■ **Work required**
Write out all records as given; omit images.

■ **Supplied material**
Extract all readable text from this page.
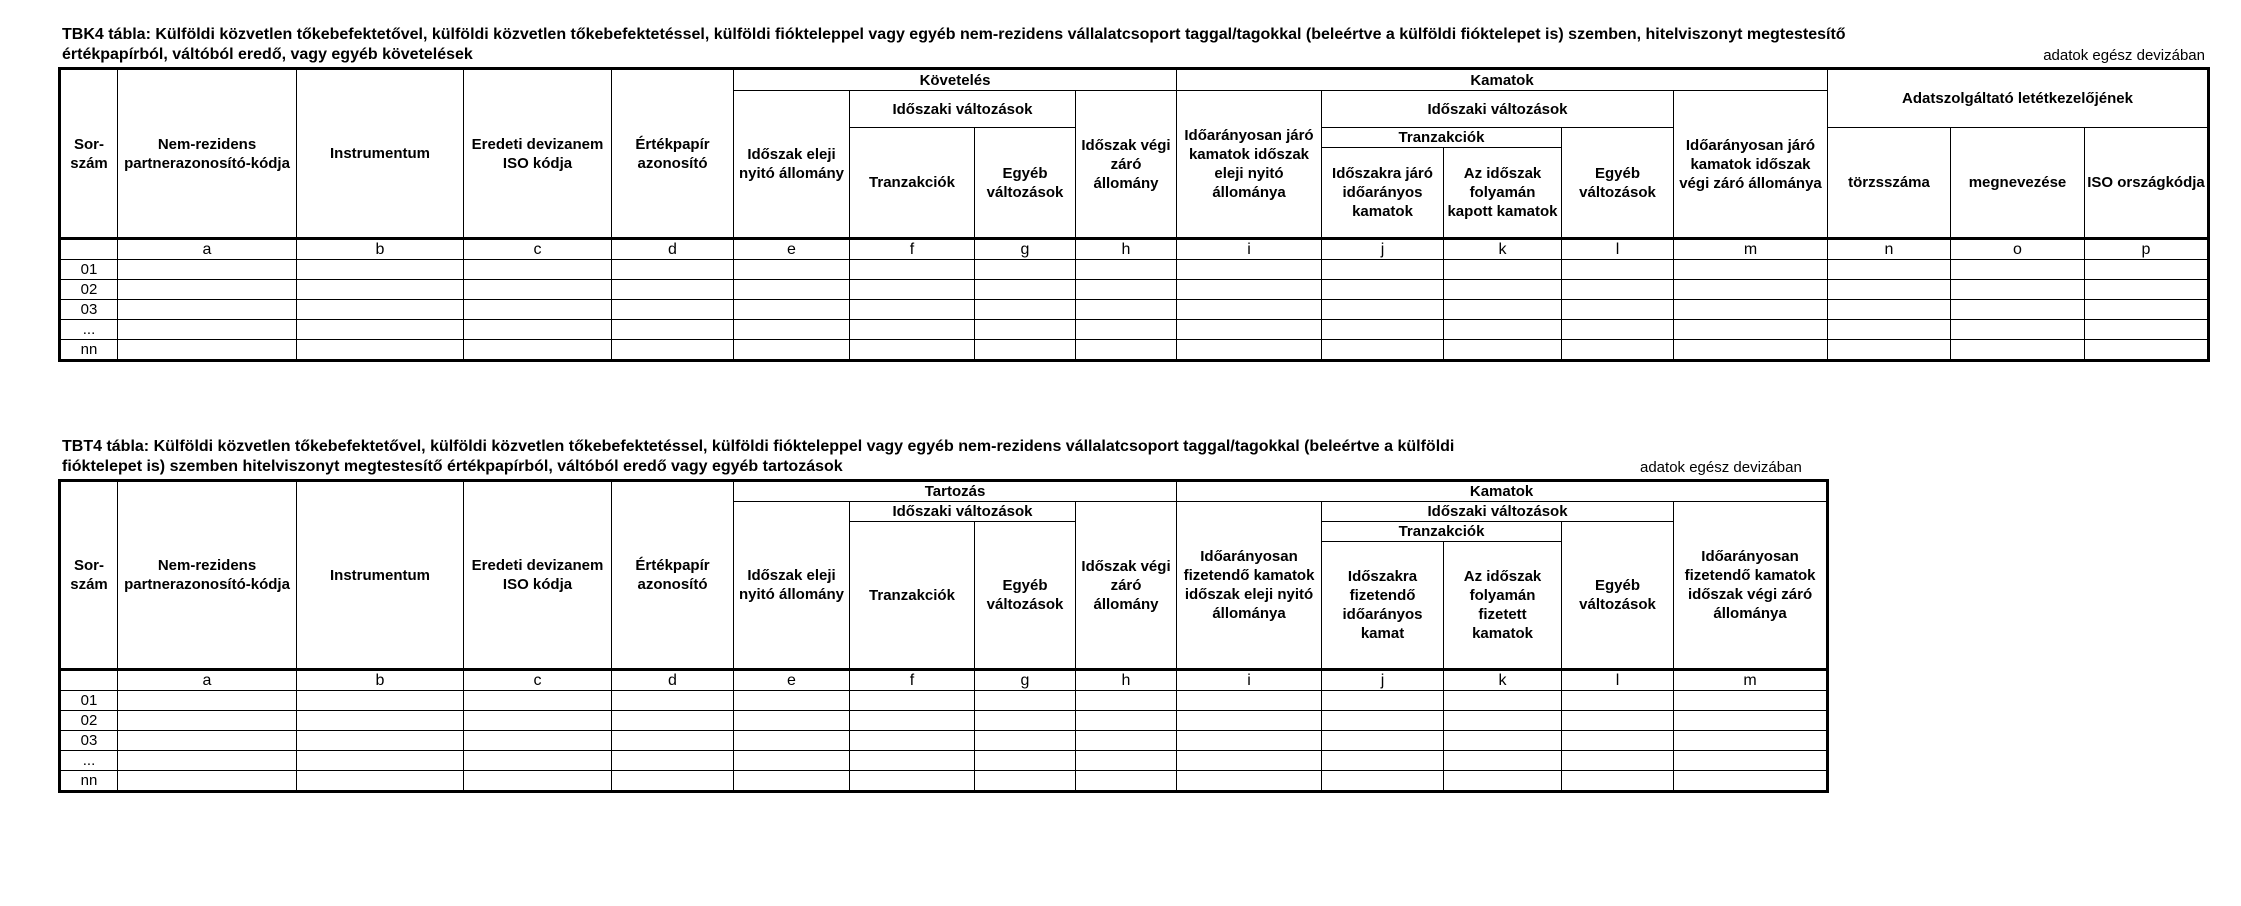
TBK4 tábla: Külföldi közvetlen tőkebefektetővel, külföldi közvetlen tőkebefektetéssel, külföldi fiókteleppel vagy egyéb nem-rezidens vállalatcsoport taggal/tagokkal (beleértve a külföldi fióktelepet is) szemben, hitelviszonyt megtestesítő
értékpapírból, váltóból eredő, vagy egyéb követelések	adatok egész devizában
Sor-szám	Nem-rezidens partnerazonosító-kódja	Instrumentum	Eredeti devizanem ISO kódja	Értékpapír azonosító	Követelés				Kamatok					Adatszolgáltató letétkezelőjének		
					Időszak eleji nyitó állomány	Időszaki változások		Időszak végi záró állomány	Időarányosan járó kamatok időszak eleji nyitó állománya	Időszaki változások			Időarányosan járó kamatok időszak végi záró állománya			
						Tranzakciók	Egyéb változások			Tranzakciók		Egyéb változások		törzsszáma	megnevezése	ISO országkódja
										Időszakra járó időarányos kamatok	Az időszak folyamán kapott kamatok					
	a	b	c	d	e	f	g	h	i	j	k	l	m	n	o	p
01																
02																
03																
...																
nn																
TBT4 tábla: Külföldi közvetlen tőkebefektetővel, külföldi közvetlen tőkebefektetéssel, külföldi fiókteleppel vagy egyéb nem-rezidens vállalatcsoport taggal/tagokkal (beleértve a külföldi
fióktelepet is) szemben hitelviszonyt megtestesítő értékpapírból, váltóból eredő vagy egyéb tartozások	adatok egész devizában
Sor-szám	Nem-rezidens partnerazonosító-kódja	Instrumentum	Eredeti devizanem ISO kódja	Értékpapír azonosító	Tartozás				Kamatok				
					Időszak eleji nyitó állomány	Időszaki változások		Időszak végi záró állomány	Időarányosan fizetendő kamatok időszak eleji nyitó állománya	Időszaki változások			Időarányosan fizetendő kamatok időszak végi záró állománya
						Tranzakciók	Egyéb változások			Tranzakciók		Egyéb változások	
										Időszakra fizetendő időarányos kamat	Az időszak folyamán fizetett kamatok		
	a	b	c	d	e	f	g	h	i	j	k	l	m
01													
02													
03													
...													
nn													
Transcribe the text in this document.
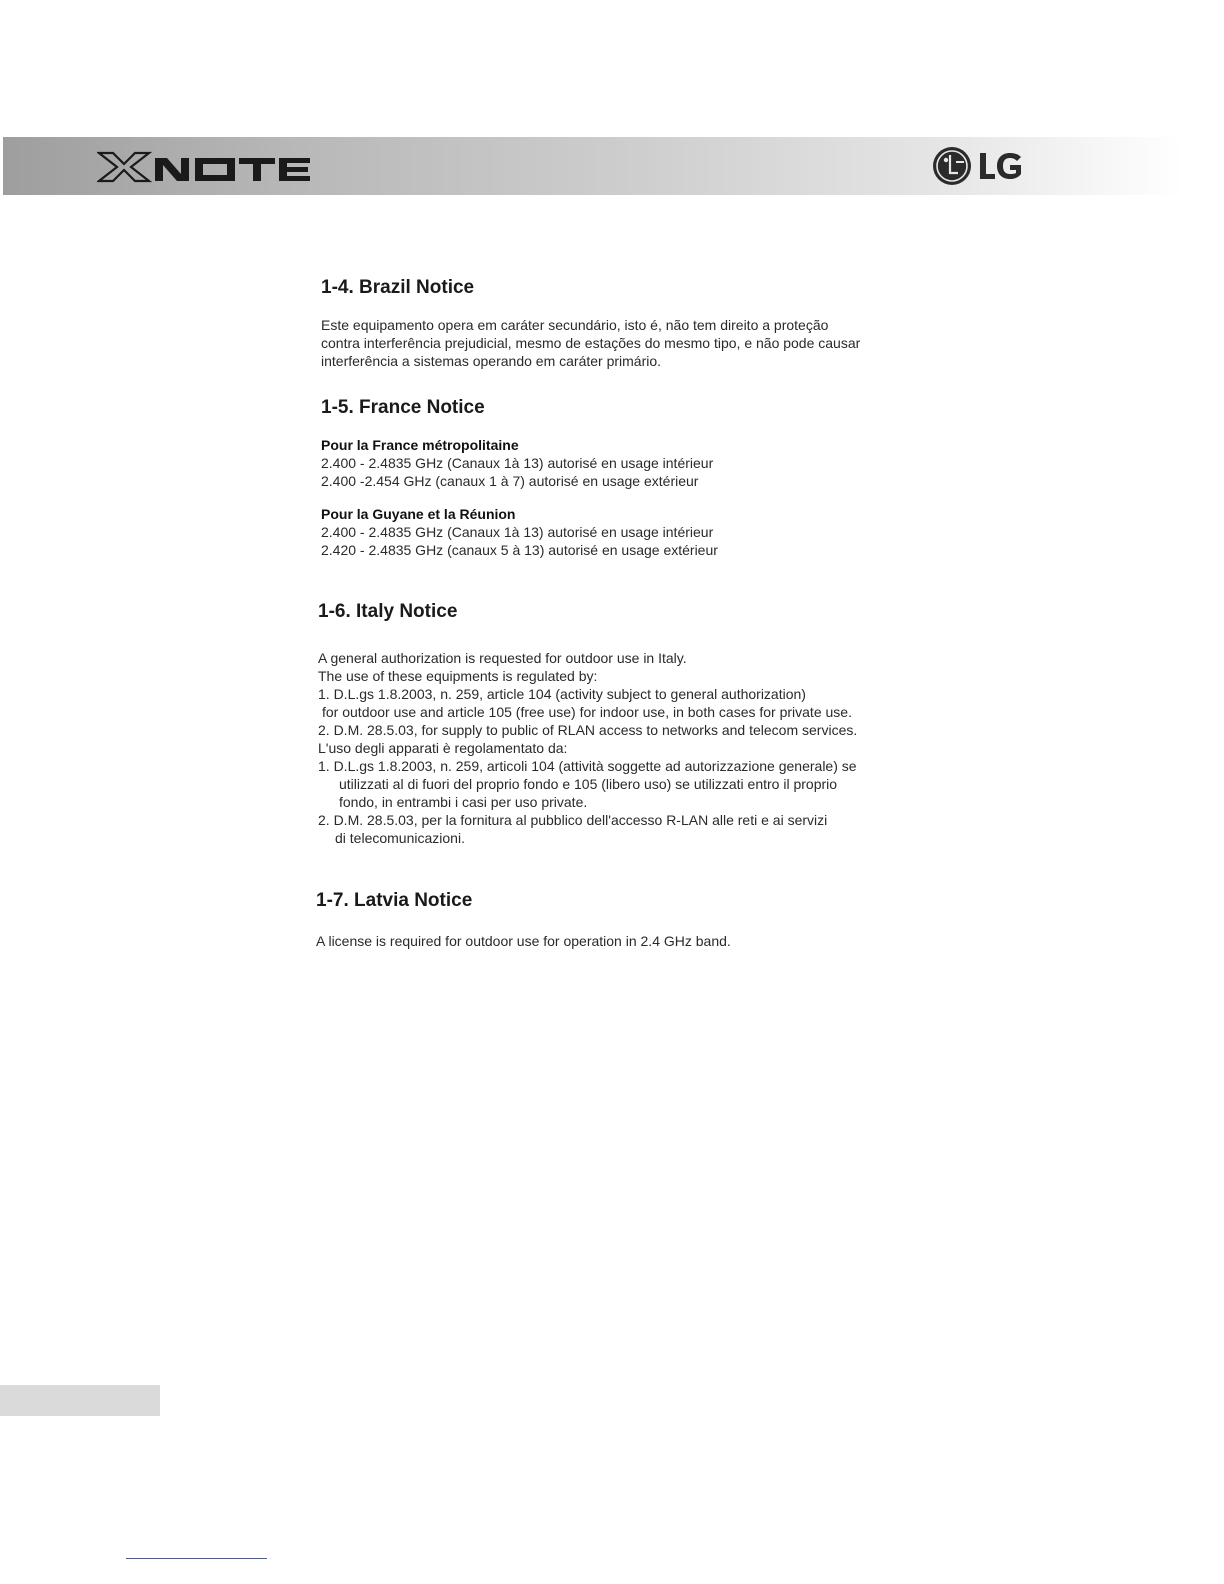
1-4. Brazil Notice

Este equipamento opera em caráter secundário, isto é, não tem direito a proteção
contra interferência prejudicial, mesmo de estações do mesmo tipo, e não pode causar
interferência a sistemas operando em caráter primário.

1-5. France Notice

Pour la France métropolitaine
2.400 - 2.4835 GHz (Canaux 1à 13) autorisé en usage intérieur
2.400 -2.454 GHz (canaux 1 à 7) autorisé en usage extérieur

Pour la Guyane et la Réunion
2.400 - 2.4835 GHz (Canaux 1à 13) autorisé en usage intérieur
2.420 - 2.4835 GHz (canaux 5 à 13) autorisé en usage extérieur

1-6. Italy Notice

A general authorization is requested for outdoor use in Italy.
The use of these equipments is regulated by:
1. D.L.gs 1.8.2003, n. 259, article 104 (activity subject to general authorization)
for outdoor use and article 105 (free use) for indoor use, in both cases for private use.
2. D.M. 28.5.03, for supply to public of RLAN access to networks and telecom services.
L'uso degli apparati è regolamentato da:
1. D.L.gs 1.8.2003, n. 259, articoli 104 (attività soggette ad autorizzazione generale) se
utilizzati al di fuori del proprio fondo e 105 (libero uso) se utilizzati entro il proprio
fondo, in entrambi i casi per uso private.
2. D.M. 28.5.03, per la fornitura al pubblico dell'accesso R-LAN alle reti e ai servizi
di telecomunicazioni.

1-7. Latvia Notice

A license is required for outdoor use for operation in 2.4 GHz band.
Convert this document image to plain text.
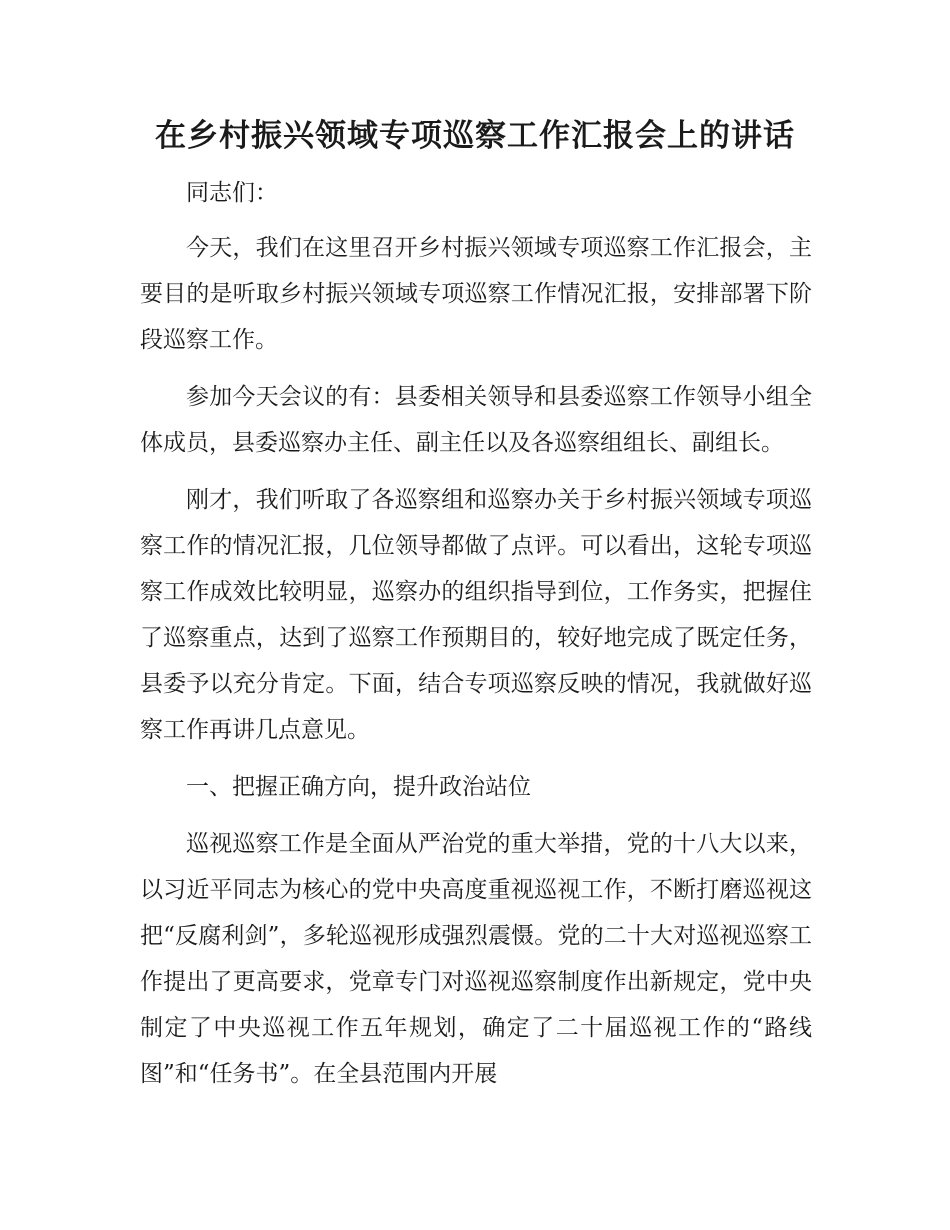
在乡村振兴领域专项巡察工作汇报会上的讲话

同志们：

今天，我们在这里召开乡村振兴领域专项巡察工作汇报会，主要目的是听取乡村振兴领域专项巡察工作情况汇报，安排部署下阶段巡察工作。

参加今天会议的有：县委相关领导和县委巡察工作领导小组全体成员，县委巡察办主任、副主任以及各巡察组组长、副组长。

刚才，我们听取了各巡察组和巡察办关于乡村振兴领域专项巡察工作的情况汇报，几位领导都做了点评。可以看出，这轮专项巡察工作成效比较明显，巡察办的组织指导到位，工作务实，把握住了巡察重点，达到了巡察工作预期目的，较好地完成了既定任务，县委予以充分肯定。下面，结合专项巡察反映的情况，我就做好巡察工作再讲几点意见。

一、把握正确方向，提升政治站位

巡视巡察工作是全面从严治党的重大举措，党的十八大以来，以习近平同志为核心的党中央高度重视巡视工作，不断打磨巡视这把“反腐利剑”，多轮巡视形成强烈震慑。党的二十大对巡视巡察工作提出了更高要求，党章专门对巡视巡察制度作出新规定，党中央制定了中央巡视工作五年规划，确定了二十届巡视工作的“路线图”和“任务书”。在全县范围内开展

■ **The reply**
Extract all readable text from this page.
TBK4 tábla: Külföldi közvetlen tőkebefektetővel, külföldi közvetlen tőkebefektetéssel, külföldi fiókteleppel vagy egyéb nem-rezidens vállalatcsoport taggal/tagokkal (beleértve a külföldi fióktelepet is) szemben, hitelviszonyt megtestesítő
értékpapírból, váltóból eredő, vagy egyéb követelések	adatok egész devizában
Sor-szám	Nem-rezidens partnerazonosító-kódja	Instrumentum	Eredeti devizanem ISO kódja	Értékpapír azonosító	Követelés				Kamatok					Adatszolgáltató letétkezelőjének		
					Időszak eleji nyitó állomány	Időszaki változások		Időszak végi záró állomány	Időarányosan járó kamatok időszak eleji nyitó állománya	Időszaki változások			Időarányosan járó kamatok időszak végi záró állománya			
						Tranzakciók	Egyéb változások			Tranzakciók		Egyéb változások		törzsszáma	megnevezése	ISO országkódja
										Időszakra járó időarányos kamatok	Az időszak folyamán kapott kamatok					
	a	b	c	d	e	f	g	h	i	j	k	l	m	n	o	p
01																
02																
03																
...																
nn																
TBT4 tábla: Külföldi közvetlen tőkebefektetővel, külföldi közvetlen tőkebefektetéssel, külföldi fiókteleppel vagy egyéb nem-rezidens vállalatcsoport taggal/tagokkal (beleértve a külföldi
fióktelepet is) szemben hitelviszonyt megtestesítő értékpapírból, váltóból eredő vagy egyéb tartozások	adatok egész devizában
Sor-szám	Nem-rezidens partnerazonosító-kódja	Instrumentum	Eredeti devizanem ISO kódja	Értékpapír azonosító	Tartozás				Kamatok				
					Időszak eleji nyitó állomány	Időszaki változások		Időszak végi záró állomány	Időarányosan fizetendő kamatok időszak eleji nyitó állománya	Időszaki változások			Időarányosan fizetendő kamatok időszak végi záró állománya
						Tranzakciók	Egyéb változások			Tranzakciók		Egyéb változások	
										Időszakra fizetendő időarányos kamat	Az időszak folyamán fizetett kamatok		
	a	b	c	d	e	f	g	h	i	j	k	l	m
01													
02													
03													
...													
nn													
Transcribe the text in this document.
1-4. Brazil Notice

Este equipamento opera em caráter secundário, isto é, não tem direito a proteção
contra interferência prejudicial, mesmo de estações do mesmo tipo, e não pode causar
interferência a sistemas operando em caráter primário.

1-5. France Notice

Pour la France métropolitaine
2.400 - 2.4835 GHz (Canaux 1à 13) autorisé en usage intérieur
2.400 -2.454 GHz (canaux 1 à 7) autorisé en usage extérieur

Pour la Guyane et la Réunion
2.400 - 2.4835 GHz (Canaux 1à 13) autorisé en usage intérieur
2.420 - 2.4835 GHz (canaux 5 à 13) autorisé en usage extérieur

1-6. Italy Notice

A general authorization is requested for outdoor use in Italy.
The use of these equipments is regulated by:
1. D.L.gs 1.8.2003, n. 259, article 104 (activity subject to general authorization)
for outdoor use and article 105 (free use) for indoor use, in both cases for private use.
2. D.M. 28.5.03, for supply to public of RLAN access to networks and telecom services.
L'uso degli apparati è regolamentato da:
1. D.L.gs 1.8.2003, n. 259, articoli 104 (attività soggette ad autorizzazione generale) se
utilizzati al di fuori del proprio fondo e 105 (libero uso) se utilizzati entro il proprio
fondo, in entrambi i casi per uso private.
2. D.M. 28.5.03, per la fornitura al pubblico dell'accesso R-LAN alle reti e ai servizi
di telecomunicazioni.

1-7. Latvia Notice

A license is required for outdoor use for operation in 2.4 GHz band.
Convert this document image to plain text.
在乡村振兴领域专项巡察工作汇报会上的讲话

同志们：

今天，我们在这里召开乡村振兴领域专项巡察工作汇报会，主要目的是听取乡村振兴领域专项巡察工作情况汇报，安排部署下阶段巡察工作。

参加今天会议的有：县委相关领导和县委巡察工作领导小组全体成员，县委巡察办主任、副主任以及各巡察组组长、副组长。

刚才，我们听取了各巡察组和巡察办关于乡村振兴领域专项巡察工作的情况汇报，几位领导都做了点评。可以看出，这轮专项巡察工作成效比较明显，巡察办的组织指导到位，工作务实，把握住了巡察重点，达到了巡察工作预期目的，较好地完成了既定任务，县委予以充分肯定。下面，结合专项巡察反映的情况，我就做好巡察工作再讲几点意见。

一、把握正确方向，提升政治站位

巡视巡察工作是全面从严治党的重大举措，党的十八大以来，以习近平同志为核心的党中央高度重视巡视工作，不断打磨巡视这把“反腐利剑”，多轮巡视形成强烈震慑。党的二十大对巡视巡察工作提出了更高要求，党章专门对巡视巡察制度作出新规定，党中央制定了中央巡视工作五年规划，确定了二十届巡视工作的“路线图”和“任务书”。在全县范围内开展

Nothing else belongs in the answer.